**Written request**
Only lines holding the string "JSON" are wanted; copy each one from the material.
— START Input for this task —
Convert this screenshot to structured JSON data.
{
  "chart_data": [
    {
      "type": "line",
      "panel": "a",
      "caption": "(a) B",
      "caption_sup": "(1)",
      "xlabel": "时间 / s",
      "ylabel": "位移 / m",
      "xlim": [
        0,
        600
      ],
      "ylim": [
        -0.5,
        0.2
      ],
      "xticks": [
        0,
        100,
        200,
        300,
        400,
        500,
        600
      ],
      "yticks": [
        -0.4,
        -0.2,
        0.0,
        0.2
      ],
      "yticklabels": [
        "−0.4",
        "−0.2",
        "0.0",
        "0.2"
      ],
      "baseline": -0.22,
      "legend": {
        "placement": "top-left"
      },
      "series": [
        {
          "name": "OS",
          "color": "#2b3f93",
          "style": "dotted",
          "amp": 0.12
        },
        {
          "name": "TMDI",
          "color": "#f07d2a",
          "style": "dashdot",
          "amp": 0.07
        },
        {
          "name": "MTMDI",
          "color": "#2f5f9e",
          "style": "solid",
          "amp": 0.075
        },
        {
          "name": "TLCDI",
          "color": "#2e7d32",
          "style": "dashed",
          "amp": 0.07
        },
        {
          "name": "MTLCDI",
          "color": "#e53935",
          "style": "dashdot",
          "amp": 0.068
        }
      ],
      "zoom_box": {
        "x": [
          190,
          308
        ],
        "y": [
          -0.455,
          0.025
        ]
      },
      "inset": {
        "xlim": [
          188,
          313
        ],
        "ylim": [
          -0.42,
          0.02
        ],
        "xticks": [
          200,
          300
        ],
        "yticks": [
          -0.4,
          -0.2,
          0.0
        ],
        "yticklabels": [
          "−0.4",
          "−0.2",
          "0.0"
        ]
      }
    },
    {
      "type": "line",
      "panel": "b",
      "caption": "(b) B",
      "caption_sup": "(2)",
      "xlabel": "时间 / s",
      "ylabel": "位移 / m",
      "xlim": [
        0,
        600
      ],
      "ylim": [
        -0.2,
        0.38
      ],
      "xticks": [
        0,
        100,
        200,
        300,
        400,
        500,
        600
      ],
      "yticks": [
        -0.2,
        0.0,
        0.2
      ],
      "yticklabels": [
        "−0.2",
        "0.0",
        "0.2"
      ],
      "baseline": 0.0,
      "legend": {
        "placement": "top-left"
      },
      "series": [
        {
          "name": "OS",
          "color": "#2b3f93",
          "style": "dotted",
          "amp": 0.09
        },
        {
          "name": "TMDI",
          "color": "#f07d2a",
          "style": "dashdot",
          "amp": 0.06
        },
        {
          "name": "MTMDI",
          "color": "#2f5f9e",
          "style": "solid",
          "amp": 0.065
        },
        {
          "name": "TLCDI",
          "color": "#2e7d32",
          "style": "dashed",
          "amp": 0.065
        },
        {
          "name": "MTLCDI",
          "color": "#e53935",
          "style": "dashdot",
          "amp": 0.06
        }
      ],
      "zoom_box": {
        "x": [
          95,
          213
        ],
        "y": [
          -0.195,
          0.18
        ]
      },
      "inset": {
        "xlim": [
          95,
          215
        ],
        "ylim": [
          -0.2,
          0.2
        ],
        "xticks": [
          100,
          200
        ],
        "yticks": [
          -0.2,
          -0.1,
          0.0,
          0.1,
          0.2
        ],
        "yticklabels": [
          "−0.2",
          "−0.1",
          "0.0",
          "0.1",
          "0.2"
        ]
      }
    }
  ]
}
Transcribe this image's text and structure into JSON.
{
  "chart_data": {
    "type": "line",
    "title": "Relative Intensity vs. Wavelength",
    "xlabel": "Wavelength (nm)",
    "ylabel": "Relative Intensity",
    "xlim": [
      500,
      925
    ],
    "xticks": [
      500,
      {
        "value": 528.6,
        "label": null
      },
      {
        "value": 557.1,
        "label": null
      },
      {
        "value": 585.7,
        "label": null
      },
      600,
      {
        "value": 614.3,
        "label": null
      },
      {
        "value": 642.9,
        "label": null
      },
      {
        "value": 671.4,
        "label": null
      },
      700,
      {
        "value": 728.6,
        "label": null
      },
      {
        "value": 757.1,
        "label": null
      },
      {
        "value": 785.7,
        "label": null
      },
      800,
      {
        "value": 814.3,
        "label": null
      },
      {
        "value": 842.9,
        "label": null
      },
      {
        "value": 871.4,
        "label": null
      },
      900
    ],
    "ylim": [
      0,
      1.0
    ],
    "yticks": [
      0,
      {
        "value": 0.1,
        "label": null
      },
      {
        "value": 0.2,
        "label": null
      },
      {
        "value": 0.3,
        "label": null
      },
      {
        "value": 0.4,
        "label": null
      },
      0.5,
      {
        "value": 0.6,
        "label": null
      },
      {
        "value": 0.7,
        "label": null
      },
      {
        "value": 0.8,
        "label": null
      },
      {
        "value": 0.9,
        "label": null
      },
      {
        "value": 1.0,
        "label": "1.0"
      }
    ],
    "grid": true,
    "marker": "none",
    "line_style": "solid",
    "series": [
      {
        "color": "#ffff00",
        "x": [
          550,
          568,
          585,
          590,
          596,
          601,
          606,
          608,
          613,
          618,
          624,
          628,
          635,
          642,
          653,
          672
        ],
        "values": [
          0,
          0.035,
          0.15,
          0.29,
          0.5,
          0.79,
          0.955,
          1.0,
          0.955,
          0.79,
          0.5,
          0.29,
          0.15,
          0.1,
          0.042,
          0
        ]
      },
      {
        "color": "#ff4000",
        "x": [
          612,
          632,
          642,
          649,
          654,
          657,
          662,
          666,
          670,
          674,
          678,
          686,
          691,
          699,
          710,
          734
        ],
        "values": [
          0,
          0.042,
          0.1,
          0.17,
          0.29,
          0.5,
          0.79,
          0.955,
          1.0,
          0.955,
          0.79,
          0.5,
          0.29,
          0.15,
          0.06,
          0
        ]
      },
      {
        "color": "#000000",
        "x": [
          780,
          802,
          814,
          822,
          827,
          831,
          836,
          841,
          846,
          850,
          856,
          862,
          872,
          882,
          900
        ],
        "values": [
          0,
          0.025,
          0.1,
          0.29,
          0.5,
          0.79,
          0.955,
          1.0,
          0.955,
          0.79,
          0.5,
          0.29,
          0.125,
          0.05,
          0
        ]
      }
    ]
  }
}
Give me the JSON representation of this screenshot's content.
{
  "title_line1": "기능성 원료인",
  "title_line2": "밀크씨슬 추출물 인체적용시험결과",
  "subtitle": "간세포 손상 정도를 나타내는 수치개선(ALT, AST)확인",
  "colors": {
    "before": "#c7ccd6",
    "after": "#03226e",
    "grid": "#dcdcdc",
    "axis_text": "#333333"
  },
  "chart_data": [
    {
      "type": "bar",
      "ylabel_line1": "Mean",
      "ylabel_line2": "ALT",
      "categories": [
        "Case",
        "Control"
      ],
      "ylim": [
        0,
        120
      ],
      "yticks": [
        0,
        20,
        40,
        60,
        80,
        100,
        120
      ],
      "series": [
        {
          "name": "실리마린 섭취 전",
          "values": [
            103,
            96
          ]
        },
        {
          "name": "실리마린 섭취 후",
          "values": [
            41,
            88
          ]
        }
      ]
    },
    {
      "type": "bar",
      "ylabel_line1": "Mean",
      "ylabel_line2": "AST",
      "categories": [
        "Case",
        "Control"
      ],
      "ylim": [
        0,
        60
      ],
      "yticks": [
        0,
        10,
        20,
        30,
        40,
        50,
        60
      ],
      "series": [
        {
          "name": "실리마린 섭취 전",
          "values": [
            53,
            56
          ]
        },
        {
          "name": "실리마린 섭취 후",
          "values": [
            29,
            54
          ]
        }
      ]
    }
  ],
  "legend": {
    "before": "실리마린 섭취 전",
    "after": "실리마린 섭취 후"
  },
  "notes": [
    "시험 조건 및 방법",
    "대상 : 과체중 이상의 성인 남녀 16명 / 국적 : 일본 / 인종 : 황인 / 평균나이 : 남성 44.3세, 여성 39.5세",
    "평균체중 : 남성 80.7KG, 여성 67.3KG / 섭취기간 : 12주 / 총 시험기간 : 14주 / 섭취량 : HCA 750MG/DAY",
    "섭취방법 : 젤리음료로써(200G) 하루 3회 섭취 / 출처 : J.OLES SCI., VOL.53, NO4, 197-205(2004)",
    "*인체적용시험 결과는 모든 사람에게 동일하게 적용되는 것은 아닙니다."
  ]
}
— END Input for this task —
**Response for this exercise**
Convert this screenshot to structured JSON data.
Transcribe this image's text and structure into JSON.
Give me the JSON representation of this screenshot's content.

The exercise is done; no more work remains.